▸ THE RECORDS:
[start]

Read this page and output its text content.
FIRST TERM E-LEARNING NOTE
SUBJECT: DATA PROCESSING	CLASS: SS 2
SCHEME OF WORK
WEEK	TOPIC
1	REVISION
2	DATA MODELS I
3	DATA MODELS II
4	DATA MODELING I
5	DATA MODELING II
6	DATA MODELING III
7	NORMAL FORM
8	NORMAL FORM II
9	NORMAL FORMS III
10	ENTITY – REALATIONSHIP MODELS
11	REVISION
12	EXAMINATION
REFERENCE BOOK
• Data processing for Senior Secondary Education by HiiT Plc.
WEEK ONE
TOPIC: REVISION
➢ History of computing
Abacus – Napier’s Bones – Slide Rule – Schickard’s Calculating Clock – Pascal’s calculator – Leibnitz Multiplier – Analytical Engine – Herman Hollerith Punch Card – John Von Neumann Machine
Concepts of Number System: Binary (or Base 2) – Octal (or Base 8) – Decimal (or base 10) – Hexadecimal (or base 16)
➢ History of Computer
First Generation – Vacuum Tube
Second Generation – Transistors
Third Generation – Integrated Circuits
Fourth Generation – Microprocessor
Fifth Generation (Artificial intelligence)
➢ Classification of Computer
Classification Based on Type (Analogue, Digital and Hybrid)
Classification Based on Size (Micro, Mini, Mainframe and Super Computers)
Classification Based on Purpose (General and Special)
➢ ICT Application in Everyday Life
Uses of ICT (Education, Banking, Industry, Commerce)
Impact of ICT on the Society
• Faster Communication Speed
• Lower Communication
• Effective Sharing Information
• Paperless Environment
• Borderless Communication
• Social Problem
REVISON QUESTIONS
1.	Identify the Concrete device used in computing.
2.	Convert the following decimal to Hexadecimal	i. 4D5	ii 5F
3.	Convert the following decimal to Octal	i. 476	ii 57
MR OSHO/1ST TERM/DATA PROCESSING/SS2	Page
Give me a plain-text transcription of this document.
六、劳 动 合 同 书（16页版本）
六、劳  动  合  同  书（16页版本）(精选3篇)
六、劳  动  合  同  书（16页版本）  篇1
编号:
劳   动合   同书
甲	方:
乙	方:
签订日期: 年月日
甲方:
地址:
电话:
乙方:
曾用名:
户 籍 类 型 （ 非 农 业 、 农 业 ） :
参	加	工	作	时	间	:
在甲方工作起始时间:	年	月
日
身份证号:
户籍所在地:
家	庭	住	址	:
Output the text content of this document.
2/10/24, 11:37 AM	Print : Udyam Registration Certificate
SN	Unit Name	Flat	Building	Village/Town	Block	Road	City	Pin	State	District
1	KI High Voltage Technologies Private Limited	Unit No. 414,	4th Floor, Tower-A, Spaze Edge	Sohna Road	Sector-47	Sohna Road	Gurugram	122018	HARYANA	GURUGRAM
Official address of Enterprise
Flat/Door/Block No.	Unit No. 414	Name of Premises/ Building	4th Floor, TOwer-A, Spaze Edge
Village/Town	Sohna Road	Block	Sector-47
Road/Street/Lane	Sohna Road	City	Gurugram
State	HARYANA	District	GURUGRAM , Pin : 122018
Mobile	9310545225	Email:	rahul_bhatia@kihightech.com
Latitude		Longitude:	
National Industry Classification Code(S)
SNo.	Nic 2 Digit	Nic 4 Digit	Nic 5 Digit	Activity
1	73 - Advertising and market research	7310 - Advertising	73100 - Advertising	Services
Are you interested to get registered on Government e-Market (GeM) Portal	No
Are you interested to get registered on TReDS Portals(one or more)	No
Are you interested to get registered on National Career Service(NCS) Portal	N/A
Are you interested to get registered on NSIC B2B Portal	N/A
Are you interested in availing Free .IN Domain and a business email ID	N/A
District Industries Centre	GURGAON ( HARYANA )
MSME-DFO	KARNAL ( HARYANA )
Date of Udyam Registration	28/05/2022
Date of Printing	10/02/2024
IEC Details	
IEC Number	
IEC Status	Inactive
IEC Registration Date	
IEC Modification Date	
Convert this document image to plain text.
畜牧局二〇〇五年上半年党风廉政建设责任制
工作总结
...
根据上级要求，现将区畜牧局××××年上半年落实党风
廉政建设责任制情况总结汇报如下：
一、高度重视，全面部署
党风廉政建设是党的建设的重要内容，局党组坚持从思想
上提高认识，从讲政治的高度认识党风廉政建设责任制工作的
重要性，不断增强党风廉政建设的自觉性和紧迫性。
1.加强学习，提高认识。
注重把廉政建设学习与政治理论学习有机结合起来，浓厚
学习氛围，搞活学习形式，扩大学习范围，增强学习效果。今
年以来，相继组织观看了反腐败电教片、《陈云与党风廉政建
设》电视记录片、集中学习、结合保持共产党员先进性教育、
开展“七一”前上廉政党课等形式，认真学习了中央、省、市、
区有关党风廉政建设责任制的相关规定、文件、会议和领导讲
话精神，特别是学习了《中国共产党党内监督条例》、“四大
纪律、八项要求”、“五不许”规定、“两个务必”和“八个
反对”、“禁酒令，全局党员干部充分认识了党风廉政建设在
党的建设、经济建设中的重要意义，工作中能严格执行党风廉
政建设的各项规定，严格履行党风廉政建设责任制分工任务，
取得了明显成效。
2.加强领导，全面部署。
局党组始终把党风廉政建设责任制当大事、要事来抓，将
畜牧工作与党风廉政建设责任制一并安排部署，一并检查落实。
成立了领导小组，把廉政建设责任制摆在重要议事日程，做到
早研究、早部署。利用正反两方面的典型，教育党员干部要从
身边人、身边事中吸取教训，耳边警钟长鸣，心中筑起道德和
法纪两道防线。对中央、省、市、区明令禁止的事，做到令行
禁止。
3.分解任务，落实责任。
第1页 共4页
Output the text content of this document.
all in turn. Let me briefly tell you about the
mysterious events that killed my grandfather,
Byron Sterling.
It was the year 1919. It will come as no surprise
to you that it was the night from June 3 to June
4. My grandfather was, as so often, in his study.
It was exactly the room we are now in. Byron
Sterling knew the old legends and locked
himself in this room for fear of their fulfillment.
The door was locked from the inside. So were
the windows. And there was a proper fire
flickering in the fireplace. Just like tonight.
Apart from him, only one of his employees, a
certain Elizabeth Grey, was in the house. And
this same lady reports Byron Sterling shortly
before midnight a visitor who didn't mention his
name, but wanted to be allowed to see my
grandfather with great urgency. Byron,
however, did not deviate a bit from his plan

[end]

▸ PROBLEM TO SOLVE: Recopy the entries above exactly, with every line included.

▸ SOLUTION TO THIS TASK:
Read this page and output its text content.
FIRST TERM E-LEARNING NOTE
SUBJECT: DATA PROCESSING	CLASS: SS 2
SCHEME OF WORK
WEEK	TOPIC
1	REVISION
2	DATA MODELS I
3	DATA MODELS II
4	DATA MODELING I
5	DATA MODELING II
6	DATA MODELING III
7	NORMAL FORM
8	NORMAL FORM II
9	NORMAL FORMS III
10	ENTITY – REALATIONSHIP MODELS
11	REVISION
12	EXAMINATION
REFERENCE BOOK
• Data processing for Senior Secondary Education by HiiT Plc.
WEEK ONE
TOPIC: REVISION
➢ History of computing
Abacus – Napier’s Bones – Slide Rule – Schickard’s Calculating Clock – Pascal’s calculator – Leibnitz Multiplier – Analytical Engine – Herman Hollerith Punch Card – John Von Neumann Machine
Concepts of Number System: Binary (or Base 2) – Octal (or Base 8) – Decimal (or base 10) – Hexadecimal (or base 16)
➢ History of Computer
First Generation – Vacuum Tube
Second Generation – Transistors
Third Generation – Integrated Circuits
Fourth Generation – Microprocessor
Fifth Generation (Artificial intelligence)
➢ Classification of Computer
Classification Based on Type (Analogue, Digital and Hybrid)
Classification Based on Size (Micro, Mini, Mainframe and Super Computers)
Classification Based on Purpose (General and Special)
➢ ICT Application in Everyday Life
Uses of ICT (Education, Banking, Industry, Commerce)
Impact of ICT on the Society
• Faster Communication Speed
• Lower Communication
• Effective Sharing Information
• Paperless Environment
• Borderless Communication
• Social Problem
REVISON QUESTIONS
1.	Identify the Concrete device used in computing.
2.	Convert the following decimal to Hexadecimal	i. 4D5	ii 5F
3.	Convert the following decimal to Octal	i. 476	ii 57
MR OSHO/1ST TERM/DATA PROCESSING/SS2	Page
Give me a plain-text transcription of this document.
六、劳 动 合 同 书（16页版本）
六、劳  动  合  同  书（16页版本）(精选3篇)
六、劳  动  合  同  书（16页版本）  篇1
编号:
劳   动合   同书
甲	方:
乙	方:
签订日期: 年月日
甲方:
地址:
电话:
乙方:
曾用名:
户 籍 类 型 （ 非 农 业 、 农 业 ） :
参	加	工	作	时	间	:
在甲方工作起始时间:	年	月
日
身份证号:
户籍所在地:
家	庭	住	址	:
Output the text content of this document.
2/10/24, 11:37 AM	Print : Udyam Registration Certificate
SN	Unit Name	Flat	Building	Village/Town	Block	Road	City	Pin	State	District
1	KI High Voltage Technologies Private Limited	Unit No. 414,	4th Floor, Tower-A, Spaze Edge	Sohna Road	Sector-47	Sohna Road	Gurugram	122018	HARYANA	GURUGRAM
Official address of Enterprise
Flat/Door/Block No.	Unit No. 414	Name of Premises/ Building	4th Floor, TOwer-A, Spaze Edge
Village/Town	Sohna Road	Block	Sector-47
Road/Street/Lane	Sohna Road	City	Gurugram
State	HARYANA	District	GURUGRAM , Pin : 122018
Mobile	9310545225	Email:	rahul_bhatia@kihightech.com
Latitude		Longitude:	
National Industry Classification Code(S)
SNo.	Nic 2 Digit	Nic 4 Digit	Nic 5 Digit	Activity
1	73 - Advertising and market research	7310 - Advertising	73100 - Advertising	Services
Are you interested to get registered on Government e-Market (GeM) Portal	No
Are you interested to get registered on TReDS Portals(one or more)	No
Are you interested to get registered on National Career Service(NCS) Portal	N/A
Are you interested to get registered on NSIC B2B Portal	N/A
Are you interested in availing Free .IN Domain and a business email ID	N/A
District Industries Centre	GURGAON ( HARYANA )
MSME-DFO	KARNAL ( HARYANA )
Date of Udyam Registration	28/05/2022
Date of Printing	10/02/2024
IEC Details	
IEC Number	
IEC Status	Inactive
IEC Registration Date	
IEC Modification Date	
Convert this document image to plain text.
畜牧局二〇〇五年上半年党风廉政建设责任制
工作总结
...
根据上级要求，现将区畜牧局××××年上半年落实党风
廉政建设责任制情况总结汇报如下：
一、高度重视，全面部署
党风廉政建设是党的建设的重要内容，局党组坚持从思想
上提高认识，从讲政治的高度认识党风廉政建设责任制工作的
重要性，不断增强党风廉政建设的自觉性和紧迫性。
1.加强学习，提高认识。
注重把廉政建设学习与政治理论学习有机结合起来，浓厚
学习氛围，搞活学习形式，扩大学习范围，增强学习效果。今
年以来，相继组织观看了反腐败电教片、《陈云与党风廉政建
设》电视记录片、集中学习、结合保持共产党员先进性教育、
开展“七一”前上廉政党课等形式，认真学习了中央、省、市、
区有关党风廉政建设责任制的相关规定、文件、会议和领导讲
话精神，特别是学习了《中国共产党党内监督条例》、“四大
纪律、八项要求”、“五不许”规定、“两个务必”和“八个
反对”、“禁酒令，全局党员干部充分认识了党风廉政建设在
党的建设、经济建设中的重要意义，工作中能严格执行党风廉
政建设的各项规定，严格履行党风廉政建设责任制分工任务，
取得了明显成效。
2.加强领导，全面部署。
局党组始终把党风廉政建设责任制当大事、要事来抓，将
畜牧工作与党风廉政建设责任制一并安排部署，一并检查落实。
成立了领导小组，把廉政建设责任制摆在重要议事日程，做到
早研究、早部署。利用正反两方面的典型，教育党员干部要从
身边人、身边事中吸取教训，耳边警钟长鸣，心中筑起道德和
法纪两道防线。对中央、省、市、区明令禁止的事，做到令行
禁止。
3.分解任务，落实责任。
第1页 共4页
Output the text content of this document.
all in turn. Let me briefly tell you about the
mysterious events that killed my grandfather,
Byron Sterling.
It was the year 1919. It will come as no surprise
to you that it was the night from June 3 to June
4. My grandfather was, as so often, in his study.
It was exactly the room we are now in. Byron
Sterling knew the old legends and locked
himself in this room for fear of their fulfillment.
The door was locked from the inside. So were
the windows. And there was a proper fire
flickering in the fireplace. Just like tonight.
Apart from him, only one of his employees, a
certain Elizabeth Grey, was in the house. And
this same lady reports Byron Sterling shortly
before midnight a visitor who didn't mention his
name, but wanted to be allowed to see my
grandfather with great urgency. Byron,
however, did not deviate a bit from his plan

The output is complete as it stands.